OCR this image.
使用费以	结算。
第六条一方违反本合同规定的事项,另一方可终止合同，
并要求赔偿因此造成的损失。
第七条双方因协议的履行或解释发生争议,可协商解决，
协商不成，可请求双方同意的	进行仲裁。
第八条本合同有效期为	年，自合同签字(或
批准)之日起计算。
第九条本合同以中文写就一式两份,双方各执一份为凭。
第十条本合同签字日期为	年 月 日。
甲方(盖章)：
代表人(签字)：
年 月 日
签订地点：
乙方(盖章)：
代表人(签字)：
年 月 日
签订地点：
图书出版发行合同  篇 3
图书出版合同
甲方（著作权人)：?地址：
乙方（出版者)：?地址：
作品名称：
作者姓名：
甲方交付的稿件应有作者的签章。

+ + + + +

GOAL:
Take the entries above and transcribe them exactly.

OUTPUT OF THE EXERCISE:
OCR this image.
使用费以	结算。
第六条一方违反本合同规定的事项,另一方可终止合同，
并要求赔偿因此造成的损失。
第七条双方因协议的履行或解释发生争议,可协商解决，
协商不成，可请求双方同意的	进行仲裁。
第八条本合同有效期为	年，自合同签字(或
批准)之日起计算。
第九条本合同以中文写就一式两份,双方各执一份为凭。
第十条本合同签字日期为	年 月 日。
甲方(盖章)：
代表人(签字)：
年 月 日
签订地点：
乙方(盖章)：
代表人(签字)：
年 月 日
签订地点：
图书出版发行合同  篇 3
图书出版合同
甲方（著作权人)：?地址：
乙方（出版者)：?地址：
作品名称：
作者姓名：
甲方交付的稿件应有作者的签章。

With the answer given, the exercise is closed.